#### WHAT THE TASK ASKS
Using the records that follow, copy every line containing the word "DMBA".

[EXERCISE DATA start]

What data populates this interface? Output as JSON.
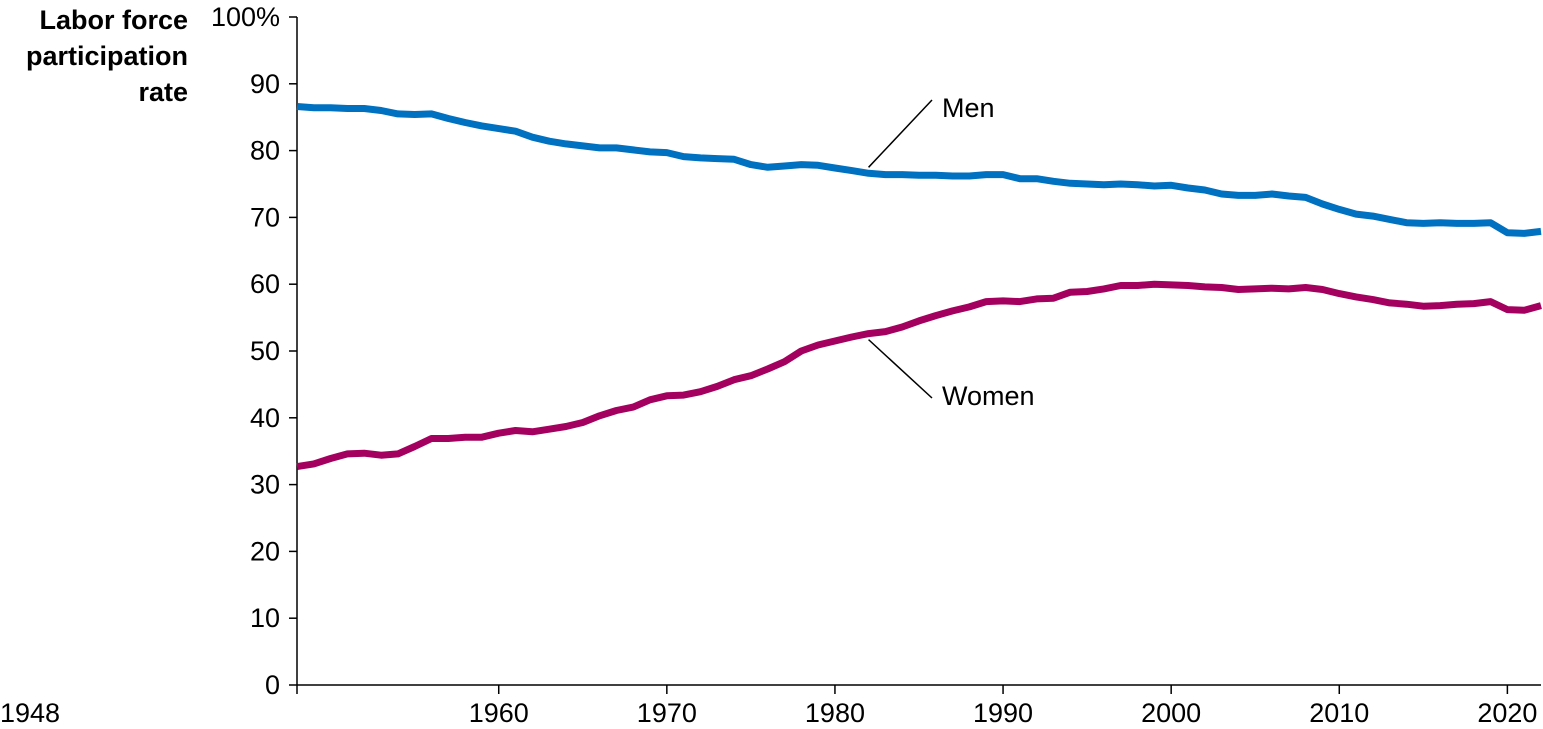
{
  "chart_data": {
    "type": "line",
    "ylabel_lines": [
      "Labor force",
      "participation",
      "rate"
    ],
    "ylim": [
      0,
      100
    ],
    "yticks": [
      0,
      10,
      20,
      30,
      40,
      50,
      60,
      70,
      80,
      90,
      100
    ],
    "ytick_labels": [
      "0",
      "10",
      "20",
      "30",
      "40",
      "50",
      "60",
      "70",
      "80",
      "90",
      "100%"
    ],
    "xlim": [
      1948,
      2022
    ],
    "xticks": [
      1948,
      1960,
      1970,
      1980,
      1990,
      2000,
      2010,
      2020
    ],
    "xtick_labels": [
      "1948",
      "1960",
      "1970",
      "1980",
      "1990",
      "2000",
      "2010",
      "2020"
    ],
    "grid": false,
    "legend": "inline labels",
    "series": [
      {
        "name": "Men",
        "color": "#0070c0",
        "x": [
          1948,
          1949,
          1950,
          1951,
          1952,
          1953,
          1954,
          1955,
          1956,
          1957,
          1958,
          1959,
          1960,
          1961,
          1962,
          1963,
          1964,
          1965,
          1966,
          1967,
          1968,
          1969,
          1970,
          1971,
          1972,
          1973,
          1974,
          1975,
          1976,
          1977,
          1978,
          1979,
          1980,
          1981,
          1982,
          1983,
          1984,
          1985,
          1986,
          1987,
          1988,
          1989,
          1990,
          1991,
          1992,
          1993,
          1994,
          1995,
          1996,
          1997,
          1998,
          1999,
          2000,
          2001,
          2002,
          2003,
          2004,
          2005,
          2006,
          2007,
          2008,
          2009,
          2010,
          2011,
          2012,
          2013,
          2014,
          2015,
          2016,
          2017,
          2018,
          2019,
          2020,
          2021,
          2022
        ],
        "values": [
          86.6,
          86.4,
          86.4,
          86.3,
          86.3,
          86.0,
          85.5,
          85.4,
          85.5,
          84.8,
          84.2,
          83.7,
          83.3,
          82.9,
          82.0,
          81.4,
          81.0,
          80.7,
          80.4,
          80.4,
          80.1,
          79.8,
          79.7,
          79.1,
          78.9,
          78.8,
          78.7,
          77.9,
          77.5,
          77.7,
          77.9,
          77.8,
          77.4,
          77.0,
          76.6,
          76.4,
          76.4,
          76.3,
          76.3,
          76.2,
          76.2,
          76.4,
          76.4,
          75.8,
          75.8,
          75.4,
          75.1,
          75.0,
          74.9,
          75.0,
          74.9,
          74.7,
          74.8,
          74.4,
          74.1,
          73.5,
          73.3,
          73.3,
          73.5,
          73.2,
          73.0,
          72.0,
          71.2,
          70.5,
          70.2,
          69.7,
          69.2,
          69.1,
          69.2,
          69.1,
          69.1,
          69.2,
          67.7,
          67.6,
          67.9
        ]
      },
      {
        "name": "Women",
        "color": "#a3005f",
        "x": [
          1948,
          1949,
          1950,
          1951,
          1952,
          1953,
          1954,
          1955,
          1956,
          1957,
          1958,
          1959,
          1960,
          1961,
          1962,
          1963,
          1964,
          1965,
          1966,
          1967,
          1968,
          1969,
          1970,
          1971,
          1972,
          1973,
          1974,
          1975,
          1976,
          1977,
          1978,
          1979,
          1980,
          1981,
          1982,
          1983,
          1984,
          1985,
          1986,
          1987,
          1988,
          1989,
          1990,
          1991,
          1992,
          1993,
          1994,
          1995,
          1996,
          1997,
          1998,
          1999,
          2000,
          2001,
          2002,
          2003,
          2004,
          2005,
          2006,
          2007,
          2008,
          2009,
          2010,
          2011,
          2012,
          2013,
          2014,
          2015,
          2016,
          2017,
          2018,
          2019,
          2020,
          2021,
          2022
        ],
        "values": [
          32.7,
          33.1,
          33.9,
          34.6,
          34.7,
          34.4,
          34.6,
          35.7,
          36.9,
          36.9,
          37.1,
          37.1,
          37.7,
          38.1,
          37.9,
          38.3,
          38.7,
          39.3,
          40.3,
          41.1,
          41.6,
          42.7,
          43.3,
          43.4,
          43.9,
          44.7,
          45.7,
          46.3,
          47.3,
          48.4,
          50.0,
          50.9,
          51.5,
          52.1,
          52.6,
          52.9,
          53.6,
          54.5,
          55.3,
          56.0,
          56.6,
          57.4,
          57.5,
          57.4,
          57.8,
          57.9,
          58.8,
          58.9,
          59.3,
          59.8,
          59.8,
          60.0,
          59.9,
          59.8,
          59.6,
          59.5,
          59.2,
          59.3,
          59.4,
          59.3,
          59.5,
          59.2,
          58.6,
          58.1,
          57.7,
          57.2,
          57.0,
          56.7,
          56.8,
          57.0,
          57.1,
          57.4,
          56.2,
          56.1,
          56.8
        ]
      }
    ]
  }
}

[EXERCISE DATA end]
[EXERCISE DATA start]

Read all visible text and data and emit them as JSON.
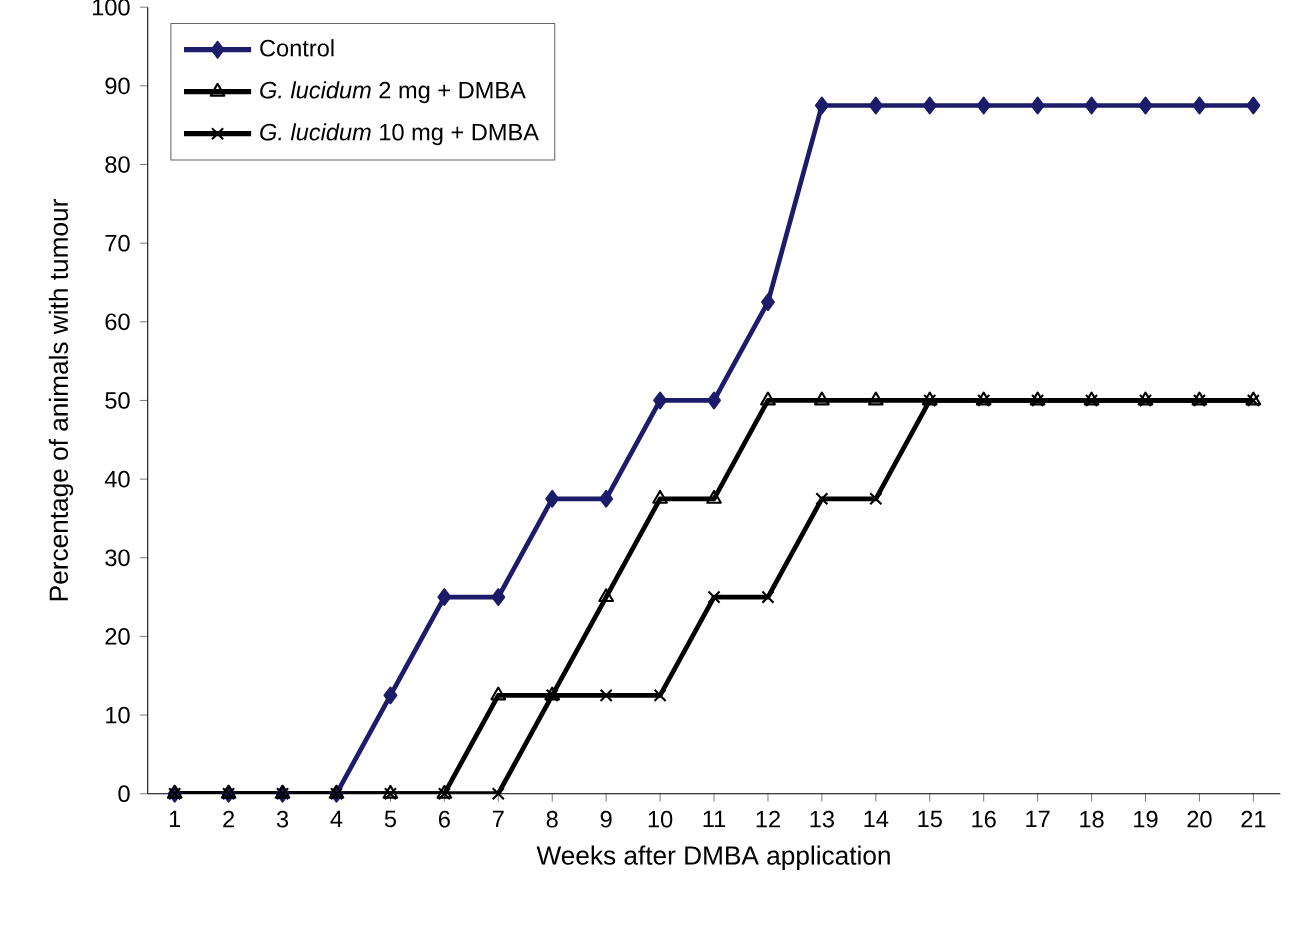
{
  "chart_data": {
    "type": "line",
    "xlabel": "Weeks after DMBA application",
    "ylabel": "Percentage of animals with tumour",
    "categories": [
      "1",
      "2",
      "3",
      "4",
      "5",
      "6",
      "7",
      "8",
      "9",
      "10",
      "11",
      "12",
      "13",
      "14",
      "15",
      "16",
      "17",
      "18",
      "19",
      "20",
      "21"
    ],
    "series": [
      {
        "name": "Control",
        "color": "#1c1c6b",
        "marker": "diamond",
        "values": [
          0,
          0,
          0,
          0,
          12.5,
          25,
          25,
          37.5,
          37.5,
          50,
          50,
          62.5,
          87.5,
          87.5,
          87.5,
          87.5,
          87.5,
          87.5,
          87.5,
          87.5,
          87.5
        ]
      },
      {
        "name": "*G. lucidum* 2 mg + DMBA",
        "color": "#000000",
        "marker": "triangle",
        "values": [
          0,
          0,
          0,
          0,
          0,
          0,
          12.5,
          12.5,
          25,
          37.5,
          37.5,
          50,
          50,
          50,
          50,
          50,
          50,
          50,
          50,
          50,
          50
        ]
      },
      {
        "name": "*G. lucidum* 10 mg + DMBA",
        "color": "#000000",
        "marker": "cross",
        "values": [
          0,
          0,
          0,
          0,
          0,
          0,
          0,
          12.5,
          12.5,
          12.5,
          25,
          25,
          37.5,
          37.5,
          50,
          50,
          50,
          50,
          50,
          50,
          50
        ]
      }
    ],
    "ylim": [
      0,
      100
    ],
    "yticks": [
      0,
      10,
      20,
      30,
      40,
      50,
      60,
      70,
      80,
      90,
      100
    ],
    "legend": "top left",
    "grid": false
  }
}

[EXERCISE DATA end]

#### SOLUTION FOR THIS TASK
    "xlabel": "Weeks after DMBA application",
        "name": "*G. lucidum* 2 mg + DMBA",
        "name": "*G. lucidum* 10 mg + DMBA",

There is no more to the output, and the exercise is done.